* start Material for this exercise *
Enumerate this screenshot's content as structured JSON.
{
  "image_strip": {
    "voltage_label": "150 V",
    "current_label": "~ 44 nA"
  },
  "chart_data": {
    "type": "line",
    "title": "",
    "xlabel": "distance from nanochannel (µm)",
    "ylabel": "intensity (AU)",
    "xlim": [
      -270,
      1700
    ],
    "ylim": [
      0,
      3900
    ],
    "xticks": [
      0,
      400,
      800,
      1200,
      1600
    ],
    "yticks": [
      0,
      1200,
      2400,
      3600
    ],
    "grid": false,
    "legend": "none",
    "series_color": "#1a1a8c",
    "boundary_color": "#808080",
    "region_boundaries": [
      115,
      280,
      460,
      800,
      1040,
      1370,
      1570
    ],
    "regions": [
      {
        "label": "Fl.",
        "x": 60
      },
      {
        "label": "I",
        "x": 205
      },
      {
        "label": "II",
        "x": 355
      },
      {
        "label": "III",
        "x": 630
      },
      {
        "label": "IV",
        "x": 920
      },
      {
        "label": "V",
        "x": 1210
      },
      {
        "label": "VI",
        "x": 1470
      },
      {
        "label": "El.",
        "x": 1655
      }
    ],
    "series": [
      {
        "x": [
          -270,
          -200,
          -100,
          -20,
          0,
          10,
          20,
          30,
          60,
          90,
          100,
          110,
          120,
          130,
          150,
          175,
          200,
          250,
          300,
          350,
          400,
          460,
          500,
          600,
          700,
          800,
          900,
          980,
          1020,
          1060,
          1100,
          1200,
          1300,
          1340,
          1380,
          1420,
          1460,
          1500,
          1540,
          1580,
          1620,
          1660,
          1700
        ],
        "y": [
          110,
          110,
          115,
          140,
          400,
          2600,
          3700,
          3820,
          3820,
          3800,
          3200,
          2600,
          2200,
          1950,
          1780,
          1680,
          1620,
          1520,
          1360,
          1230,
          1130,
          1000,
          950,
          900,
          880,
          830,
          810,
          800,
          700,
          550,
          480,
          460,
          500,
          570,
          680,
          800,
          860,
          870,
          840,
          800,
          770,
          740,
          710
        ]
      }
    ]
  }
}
* end Material for this exercise *
▸ Task requirements
Give the records above again, word for word.

▸ Answer to the task
Enumerate this screenshot's content as structured JSON.
{
  "image_strip": {
    "voltage_label": "150 V",
    "current_label": "~ 44 nA"
  },
  "chart_data": {
    "type": "line",
    "title": "",
    "xlabel": "distance from nanochannel (µm)",
    "ylabel": "intensity (AU)",
    "xlim": [
      -270,
      1700
    ],
    "ylim": [
      0,
      3900
    ],
    "xticks": [
      0,
      400,
      800,
      1200,
      1600
    ],
    "yticks": [
      0,
      1200,
      2400,
      3600
    ],
    "grid": false,
    "legend": "none",
    "series_color": "#1a1a8c",
    "boundary_color": "#808080",
    "region_boundaries": [
      115,
      280,
      460,
      800,
      1040,
      1370,
      1570
    ],
    "regions": [
      {
        "label": "Fl.",
        "x": 60
      },
      {
        "label": "I",
        "x": 205
      },
      {
        "label": "II",
        "x": 355
      },
      {
        "label": "III",
        "x": 630
      },
      {
        "label": "IV",
        "x": 920
      },
      {
        "label": "V",
        "x": 1210
      },
      {
        "label": "VI",
        "x": 1470
      },
      {
        "label": "El.",
        "x": 1655
      }
    ],
    "series": [
      {
        "x": [
          -270,
          -200,
          -100,
          -20,
          0,
          10,
          20,
          30,
          60,
          90,
          100,
          110,
          120,
          130,
          150,
          175,
          200,
          250,
          300,
          350,
          400,
          460,
          500,
          600,
          700,
          800,
          900,
          980,
          1020,
          1060,
          1100,
          1200,
          1300,
          1340,
          1380,
          1420,
          1460,
          1500,
          1540,
          1580,
          1620,
          1660,
          1700
        ],
        "y": [
          110,
          110,
          115,
          140,
          400,
          2600,
          3700,
          3820,
          3820,
          3800,
          3200,
          2600,
          2200,
          1950,
          1780,
          1680,
          1620,
          1520,
          1360,
          1230,
          1130,
          1000,
          950,
          900,
          880,
          830,
          810,
          800,
          700,
          550,
          480,
          460,
          500,
          570,
          680,
          800,
          860,
          870,
          840,
          800,
          770,
          740,
          710
        ]
      }
    ]
  }
}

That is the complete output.